▶ [TASK PROMPT] Search the listing below for the word "年期美债收益率同" and copy each line that holds it.

(Some records)
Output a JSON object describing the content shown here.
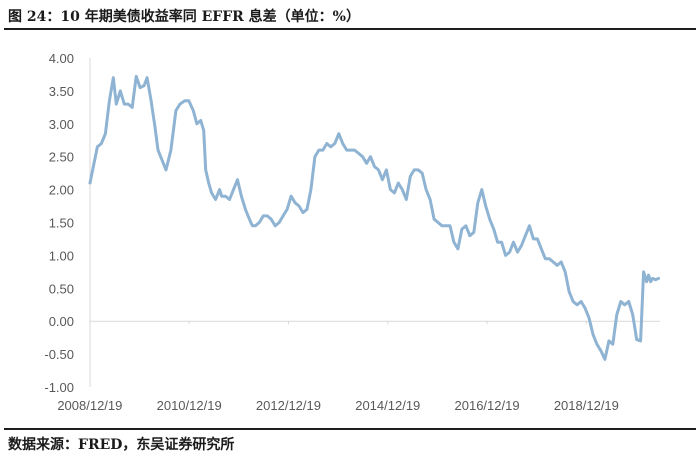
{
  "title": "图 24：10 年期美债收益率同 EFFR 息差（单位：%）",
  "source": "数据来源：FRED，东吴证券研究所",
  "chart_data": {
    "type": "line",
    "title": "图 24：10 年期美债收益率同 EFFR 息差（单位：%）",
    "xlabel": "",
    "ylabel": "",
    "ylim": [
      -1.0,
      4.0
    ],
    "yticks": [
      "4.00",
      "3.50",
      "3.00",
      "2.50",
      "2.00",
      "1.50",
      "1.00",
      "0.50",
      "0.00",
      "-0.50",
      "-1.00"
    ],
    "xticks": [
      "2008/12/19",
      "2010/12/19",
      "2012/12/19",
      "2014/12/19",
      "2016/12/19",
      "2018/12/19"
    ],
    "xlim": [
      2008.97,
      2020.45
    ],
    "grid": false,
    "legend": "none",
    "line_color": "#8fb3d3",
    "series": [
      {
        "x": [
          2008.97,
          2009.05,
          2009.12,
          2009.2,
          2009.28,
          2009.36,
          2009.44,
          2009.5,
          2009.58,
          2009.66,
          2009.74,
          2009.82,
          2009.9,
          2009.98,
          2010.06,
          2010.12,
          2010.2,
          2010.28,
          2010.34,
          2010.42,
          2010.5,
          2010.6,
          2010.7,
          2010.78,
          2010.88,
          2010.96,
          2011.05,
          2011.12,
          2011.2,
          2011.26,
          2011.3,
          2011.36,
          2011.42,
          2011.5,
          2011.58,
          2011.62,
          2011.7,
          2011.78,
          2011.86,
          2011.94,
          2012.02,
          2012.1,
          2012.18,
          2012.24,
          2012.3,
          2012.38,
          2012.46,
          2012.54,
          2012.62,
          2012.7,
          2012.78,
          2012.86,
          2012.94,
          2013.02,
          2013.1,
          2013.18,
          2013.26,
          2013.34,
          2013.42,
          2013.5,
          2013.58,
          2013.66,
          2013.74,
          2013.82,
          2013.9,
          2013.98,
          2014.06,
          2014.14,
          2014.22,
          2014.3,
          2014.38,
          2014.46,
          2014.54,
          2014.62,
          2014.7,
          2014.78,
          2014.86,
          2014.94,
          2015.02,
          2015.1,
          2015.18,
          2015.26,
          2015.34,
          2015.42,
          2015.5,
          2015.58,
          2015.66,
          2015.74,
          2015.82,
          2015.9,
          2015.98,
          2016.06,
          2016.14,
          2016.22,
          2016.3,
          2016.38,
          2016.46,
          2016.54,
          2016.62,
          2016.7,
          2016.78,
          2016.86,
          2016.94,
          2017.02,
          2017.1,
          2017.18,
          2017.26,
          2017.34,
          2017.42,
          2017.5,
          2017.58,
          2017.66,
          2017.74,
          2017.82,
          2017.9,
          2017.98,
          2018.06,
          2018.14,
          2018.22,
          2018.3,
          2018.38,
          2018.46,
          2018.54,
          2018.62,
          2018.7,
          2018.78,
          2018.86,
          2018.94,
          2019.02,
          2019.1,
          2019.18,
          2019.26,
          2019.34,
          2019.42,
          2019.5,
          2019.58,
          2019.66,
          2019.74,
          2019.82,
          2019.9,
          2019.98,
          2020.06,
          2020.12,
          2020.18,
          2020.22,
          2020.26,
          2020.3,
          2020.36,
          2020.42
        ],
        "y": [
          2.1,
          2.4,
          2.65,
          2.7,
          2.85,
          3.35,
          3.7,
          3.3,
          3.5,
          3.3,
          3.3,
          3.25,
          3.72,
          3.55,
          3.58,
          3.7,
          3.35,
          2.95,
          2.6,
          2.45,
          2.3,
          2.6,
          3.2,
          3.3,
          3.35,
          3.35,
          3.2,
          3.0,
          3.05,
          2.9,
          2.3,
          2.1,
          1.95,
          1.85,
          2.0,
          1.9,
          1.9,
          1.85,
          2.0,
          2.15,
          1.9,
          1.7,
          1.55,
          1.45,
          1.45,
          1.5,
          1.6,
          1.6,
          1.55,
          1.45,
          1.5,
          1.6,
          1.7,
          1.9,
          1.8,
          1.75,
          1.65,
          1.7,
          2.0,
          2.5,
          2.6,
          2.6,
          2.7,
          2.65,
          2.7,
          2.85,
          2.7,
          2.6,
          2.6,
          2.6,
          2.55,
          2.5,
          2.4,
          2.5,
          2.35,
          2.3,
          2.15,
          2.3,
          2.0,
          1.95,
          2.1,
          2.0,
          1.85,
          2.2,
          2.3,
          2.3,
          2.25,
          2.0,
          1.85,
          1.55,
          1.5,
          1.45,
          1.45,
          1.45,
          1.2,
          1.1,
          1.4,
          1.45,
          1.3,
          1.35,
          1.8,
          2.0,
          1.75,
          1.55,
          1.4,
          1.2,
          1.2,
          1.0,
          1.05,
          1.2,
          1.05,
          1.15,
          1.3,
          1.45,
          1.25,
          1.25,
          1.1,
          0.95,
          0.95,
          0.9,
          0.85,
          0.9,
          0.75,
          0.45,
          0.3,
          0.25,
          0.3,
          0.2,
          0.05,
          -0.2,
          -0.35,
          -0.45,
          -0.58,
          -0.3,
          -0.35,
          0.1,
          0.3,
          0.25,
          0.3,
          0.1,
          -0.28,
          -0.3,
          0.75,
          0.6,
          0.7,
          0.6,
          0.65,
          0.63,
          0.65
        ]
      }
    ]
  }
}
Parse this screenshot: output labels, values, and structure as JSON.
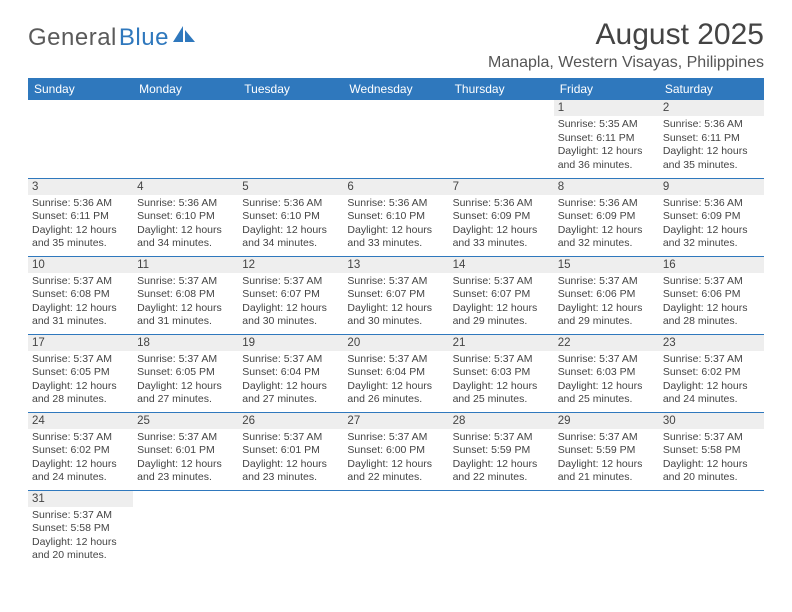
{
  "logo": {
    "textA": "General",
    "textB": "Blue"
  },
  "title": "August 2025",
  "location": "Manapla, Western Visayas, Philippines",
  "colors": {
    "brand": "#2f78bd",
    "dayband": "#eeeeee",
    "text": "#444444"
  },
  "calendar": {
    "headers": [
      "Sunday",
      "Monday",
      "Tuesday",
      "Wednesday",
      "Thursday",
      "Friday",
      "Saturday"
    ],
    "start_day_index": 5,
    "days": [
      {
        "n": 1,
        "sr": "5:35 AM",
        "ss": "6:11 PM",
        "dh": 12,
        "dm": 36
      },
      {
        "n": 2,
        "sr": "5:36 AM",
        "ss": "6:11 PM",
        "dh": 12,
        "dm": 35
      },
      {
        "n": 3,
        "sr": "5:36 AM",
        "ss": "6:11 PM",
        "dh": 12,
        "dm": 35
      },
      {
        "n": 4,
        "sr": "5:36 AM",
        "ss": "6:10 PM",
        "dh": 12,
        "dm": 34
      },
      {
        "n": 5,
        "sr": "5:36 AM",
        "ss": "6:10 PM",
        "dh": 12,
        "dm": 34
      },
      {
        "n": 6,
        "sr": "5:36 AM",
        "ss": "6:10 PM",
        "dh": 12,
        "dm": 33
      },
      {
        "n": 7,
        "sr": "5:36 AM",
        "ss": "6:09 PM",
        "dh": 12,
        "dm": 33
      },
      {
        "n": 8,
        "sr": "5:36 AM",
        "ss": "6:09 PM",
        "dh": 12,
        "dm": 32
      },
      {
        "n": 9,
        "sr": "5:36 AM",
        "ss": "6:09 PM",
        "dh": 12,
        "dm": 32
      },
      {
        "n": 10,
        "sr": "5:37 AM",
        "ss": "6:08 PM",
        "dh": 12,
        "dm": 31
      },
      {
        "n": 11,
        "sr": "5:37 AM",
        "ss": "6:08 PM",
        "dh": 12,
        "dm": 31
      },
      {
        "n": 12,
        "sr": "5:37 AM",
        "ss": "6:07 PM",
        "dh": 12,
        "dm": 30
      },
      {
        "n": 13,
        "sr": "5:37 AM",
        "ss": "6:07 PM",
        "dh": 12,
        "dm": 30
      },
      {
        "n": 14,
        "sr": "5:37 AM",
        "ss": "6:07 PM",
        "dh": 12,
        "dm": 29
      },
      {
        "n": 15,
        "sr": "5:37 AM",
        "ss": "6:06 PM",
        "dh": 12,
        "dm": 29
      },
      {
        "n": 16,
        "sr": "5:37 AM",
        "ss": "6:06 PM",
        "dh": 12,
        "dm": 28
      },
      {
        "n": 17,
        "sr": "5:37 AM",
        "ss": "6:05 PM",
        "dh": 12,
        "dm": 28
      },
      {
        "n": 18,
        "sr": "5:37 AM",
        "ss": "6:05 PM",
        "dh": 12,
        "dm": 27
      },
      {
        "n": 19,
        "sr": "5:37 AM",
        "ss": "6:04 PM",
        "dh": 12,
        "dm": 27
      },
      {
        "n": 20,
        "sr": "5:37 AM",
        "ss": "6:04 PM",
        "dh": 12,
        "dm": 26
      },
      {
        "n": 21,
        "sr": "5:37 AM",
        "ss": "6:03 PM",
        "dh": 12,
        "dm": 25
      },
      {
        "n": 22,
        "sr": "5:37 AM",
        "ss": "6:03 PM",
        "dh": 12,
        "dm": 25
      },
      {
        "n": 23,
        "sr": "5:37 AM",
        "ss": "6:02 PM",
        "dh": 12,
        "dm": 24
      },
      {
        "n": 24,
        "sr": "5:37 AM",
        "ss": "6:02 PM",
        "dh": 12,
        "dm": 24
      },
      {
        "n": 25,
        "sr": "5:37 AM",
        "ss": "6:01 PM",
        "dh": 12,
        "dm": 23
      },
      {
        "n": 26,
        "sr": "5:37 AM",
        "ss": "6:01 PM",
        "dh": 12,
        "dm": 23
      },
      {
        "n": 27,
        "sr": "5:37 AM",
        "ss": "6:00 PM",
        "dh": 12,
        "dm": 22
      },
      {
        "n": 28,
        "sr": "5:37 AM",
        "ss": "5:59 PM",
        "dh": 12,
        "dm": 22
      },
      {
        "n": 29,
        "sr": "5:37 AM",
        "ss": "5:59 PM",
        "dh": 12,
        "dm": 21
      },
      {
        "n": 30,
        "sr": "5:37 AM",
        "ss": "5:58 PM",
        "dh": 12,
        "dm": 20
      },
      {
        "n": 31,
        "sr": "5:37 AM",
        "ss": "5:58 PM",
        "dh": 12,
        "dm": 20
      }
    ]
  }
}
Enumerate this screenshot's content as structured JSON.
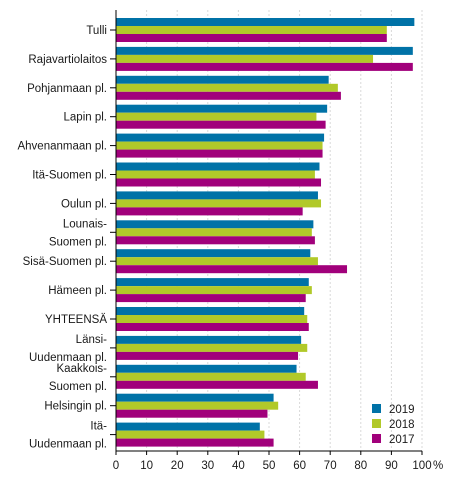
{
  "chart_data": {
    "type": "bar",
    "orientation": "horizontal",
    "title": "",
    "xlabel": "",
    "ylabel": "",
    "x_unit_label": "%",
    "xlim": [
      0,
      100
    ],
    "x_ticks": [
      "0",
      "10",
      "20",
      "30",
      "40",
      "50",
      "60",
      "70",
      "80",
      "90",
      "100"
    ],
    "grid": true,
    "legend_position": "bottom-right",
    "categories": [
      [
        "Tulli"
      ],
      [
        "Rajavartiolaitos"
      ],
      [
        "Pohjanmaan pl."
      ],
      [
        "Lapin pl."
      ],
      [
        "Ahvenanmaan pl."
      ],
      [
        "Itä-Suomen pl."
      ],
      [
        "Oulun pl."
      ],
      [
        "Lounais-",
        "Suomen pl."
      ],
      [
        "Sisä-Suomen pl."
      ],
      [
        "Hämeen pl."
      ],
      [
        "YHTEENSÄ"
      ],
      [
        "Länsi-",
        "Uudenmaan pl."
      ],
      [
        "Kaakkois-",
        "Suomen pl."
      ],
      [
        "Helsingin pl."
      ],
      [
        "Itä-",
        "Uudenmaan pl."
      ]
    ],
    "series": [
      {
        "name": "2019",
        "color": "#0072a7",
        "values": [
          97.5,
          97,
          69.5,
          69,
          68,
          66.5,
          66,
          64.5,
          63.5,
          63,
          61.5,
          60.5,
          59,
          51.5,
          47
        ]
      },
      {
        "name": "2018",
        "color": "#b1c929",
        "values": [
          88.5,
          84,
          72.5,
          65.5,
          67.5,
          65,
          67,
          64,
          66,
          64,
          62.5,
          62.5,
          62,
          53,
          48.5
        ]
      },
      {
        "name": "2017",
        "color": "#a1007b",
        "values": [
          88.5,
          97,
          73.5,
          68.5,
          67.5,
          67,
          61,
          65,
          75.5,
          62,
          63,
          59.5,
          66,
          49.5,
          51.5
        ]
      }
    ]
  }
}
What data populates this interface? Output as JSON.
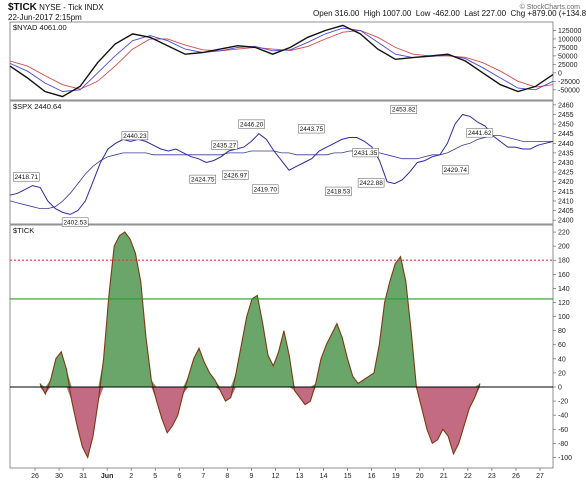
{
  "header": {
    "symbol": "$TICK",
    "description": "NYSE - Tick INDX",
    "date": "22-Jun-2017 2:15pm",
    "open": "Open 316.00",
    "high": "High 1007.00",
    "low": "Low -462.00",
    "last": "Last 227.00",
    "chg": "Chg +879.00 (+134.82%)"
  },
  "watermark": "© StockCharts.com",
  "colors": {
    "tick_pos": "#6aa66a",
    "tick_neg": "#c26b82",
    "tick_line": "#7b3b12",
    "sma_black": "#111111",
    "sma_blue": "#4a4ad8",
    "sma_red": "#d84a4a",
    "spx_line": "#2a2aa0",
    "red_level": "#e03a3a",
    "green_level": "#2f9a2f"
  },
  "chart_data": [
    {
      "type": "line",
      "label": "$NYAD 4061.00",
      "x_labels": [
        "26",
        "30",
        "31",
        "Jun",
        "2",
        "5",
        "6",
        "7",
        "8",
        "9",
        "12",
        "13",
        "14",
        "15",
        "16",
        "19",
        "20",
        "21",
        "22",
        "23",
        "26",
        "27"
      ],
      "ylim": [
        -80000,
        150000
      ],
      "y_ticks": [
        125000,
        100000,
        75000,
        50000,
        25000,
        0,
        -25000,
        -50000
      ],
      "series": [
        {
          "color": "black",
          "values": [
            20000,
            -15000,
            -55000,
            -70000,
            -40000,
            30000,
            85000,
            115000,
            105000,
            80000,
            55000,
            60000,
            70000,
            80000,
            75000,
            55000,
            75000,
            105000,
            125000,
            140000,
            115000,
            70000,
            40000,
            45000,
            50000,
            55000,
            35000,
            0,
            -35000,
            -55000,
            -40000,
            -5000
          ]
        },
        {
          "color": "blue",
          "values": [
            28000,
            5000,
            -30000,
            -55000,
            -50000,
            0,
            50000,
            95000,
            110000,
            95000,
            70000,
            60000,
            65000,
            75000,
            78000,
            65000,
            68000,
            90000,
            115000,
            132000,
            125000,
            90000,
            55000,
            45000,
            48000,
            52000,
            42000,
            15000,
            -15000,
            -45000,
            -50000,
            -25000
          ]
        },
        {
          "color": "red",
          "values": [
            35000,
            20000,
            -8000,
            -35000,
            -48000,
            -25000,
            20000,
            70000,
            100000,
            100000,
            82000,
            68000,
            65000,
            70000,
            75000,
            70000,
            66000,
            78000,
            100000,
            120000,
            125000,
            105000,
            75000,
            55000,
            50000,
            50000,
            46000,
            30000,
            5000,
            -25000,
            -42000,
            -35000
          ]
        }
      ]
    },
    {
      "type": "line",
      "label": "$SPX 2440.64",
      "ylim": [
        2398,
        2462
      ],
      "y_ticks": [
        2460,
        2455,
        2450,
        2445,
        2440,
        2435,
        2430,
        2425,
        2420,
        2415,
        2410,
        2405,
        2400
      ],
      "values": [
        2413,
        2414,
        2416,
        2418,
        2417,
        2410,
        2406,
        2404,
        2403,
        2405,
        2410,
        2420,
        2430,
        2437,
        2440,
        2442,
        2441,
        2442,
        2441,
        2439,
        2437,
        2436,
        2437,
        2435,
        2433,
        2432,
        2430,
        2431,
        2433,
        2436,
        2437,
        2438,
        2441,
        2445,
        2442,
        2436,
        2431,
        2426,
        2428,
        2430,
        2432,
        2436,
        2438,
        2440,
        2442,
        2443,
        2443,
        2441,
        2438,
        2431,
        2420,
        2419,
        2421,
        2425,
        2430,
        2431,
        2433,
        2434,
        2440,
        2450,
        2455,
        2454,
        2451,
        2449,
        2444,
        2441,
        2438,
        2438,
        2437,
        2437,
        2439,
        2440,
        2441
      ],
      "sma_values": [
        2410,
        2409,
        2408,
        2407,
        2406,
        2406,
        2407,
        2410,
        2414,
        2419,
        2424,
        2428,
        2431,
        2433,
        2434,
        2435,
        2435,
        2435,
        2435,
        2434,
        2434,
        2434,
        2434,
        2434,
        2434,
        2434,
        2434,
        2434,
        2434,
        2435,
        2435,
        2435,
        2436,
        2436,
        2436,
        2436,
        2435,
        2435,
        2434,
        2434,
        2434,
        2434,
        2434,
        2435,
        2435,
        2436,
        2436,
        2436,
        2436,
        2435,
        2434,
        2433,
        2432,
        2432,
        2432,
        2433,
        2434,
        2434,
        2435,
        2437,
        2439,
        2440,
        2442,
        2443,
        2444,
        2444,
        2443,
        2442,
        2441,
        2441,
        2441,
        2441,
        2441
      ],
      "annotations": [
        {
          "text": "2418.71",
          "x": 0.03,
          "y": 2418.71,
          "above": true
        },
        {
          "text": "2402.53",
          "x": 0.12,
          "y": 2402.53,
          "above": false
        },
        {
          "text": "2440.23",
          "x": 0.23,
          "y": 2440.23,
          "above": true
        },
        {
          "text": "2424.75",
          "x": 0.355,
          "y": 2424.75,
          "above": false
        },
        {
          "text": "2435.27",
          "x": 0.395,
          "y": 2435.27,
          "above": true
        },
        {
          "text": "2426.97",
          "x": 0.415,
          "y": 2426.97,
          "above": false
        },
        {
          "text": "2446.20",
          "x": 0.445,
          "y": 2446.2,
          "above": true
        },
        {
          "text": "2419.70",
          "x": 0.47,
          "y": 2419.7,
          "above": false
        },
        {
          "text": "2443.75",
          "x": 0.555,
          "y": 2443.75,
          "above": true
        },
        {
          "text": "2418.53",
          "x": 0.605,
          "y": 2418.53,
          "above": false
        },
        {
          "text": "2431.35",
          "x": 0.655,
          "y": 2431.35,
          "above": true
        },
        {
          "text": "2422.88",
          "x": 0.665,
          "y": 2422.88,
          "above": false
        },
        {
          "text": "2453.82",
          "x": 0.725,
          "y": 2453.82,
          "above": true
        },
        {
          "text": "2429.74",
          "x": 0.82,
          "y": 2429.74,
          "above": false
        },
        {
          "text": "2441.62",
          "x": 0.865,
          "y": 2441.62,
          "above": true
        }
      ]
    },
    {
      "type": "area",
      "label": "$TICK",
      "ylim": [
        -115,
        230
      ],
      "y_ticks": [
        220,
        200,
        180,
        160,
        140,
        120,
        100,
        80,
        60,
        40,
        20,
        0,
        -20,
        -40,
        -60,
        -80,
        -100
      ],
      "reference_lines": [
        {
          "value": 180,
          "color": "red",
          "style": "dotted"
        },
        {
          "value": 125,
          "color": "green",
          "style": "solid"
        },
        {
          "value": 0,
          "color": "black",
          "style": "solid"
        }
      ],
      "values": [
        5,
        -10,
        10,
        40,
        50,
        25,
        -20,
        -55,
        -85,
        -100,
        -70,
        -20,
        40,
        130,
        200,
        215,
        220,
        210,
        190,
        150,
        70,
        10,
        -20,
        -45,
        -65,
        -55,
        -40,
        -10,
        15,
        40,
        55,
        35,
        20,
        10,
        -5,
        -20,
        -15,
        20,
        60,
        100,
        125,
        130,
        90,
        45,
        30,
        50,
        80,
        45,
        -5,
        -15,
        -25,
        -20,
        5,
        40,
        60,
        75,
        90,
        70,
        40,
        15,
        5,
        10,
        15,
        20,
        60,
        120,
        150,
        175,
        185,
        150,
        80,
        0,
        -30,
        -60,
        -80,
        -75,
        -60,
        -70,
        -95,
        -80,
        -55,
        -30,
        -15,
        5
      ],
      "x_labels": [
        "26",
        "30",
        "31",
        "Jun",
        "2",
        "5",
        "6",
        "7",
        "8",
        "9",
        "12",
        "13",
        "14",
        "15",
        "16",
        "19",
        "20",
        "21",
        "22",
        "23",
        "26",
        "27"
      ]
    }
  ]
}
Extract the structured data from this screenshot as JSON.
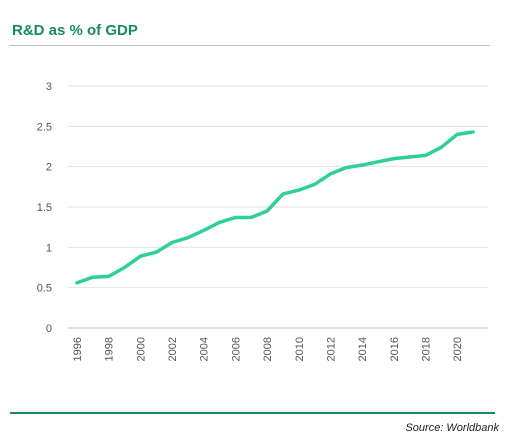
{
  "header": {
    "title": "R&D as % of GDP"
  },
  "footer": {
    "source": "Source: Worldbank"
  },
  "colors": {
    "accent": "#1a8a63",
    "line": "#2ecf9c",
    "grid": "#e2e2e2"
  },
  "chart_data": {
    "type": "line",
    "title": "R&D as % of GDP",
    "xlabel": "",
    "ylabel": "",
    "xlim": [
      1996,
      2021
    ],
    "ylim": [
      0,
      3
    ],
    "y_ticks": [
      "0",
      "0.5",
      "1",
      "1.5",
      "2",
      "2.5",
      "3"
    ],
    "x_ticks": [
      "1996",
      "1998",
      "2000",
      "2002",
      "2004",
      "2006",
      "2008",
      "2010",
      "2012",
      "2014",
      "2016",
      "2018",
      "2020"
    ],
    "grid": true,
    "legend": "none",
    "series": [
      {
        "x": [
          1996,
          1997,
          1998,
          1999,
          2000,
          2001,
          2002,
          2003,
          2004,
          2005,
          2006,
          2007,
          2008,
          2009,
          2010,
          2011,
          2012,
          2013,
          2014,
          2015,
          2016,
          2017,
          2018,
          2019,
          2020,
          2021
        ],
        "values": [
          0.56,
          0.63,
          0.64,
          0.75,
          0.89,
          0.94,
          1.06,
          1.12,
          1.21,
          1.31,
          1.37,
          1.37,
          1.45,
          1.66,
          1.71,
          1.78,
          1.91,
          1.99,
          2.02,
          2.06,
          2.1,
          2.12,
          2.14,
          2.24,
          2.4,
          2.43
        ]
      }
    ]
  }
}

▶ [RESPONSE]
  "title": "图 24：10 年期美债收益率同 EFFR 息差（单位：%）",
    "title": "图 24：10 年期美债收益率同 EFFR 息差（单位：%）",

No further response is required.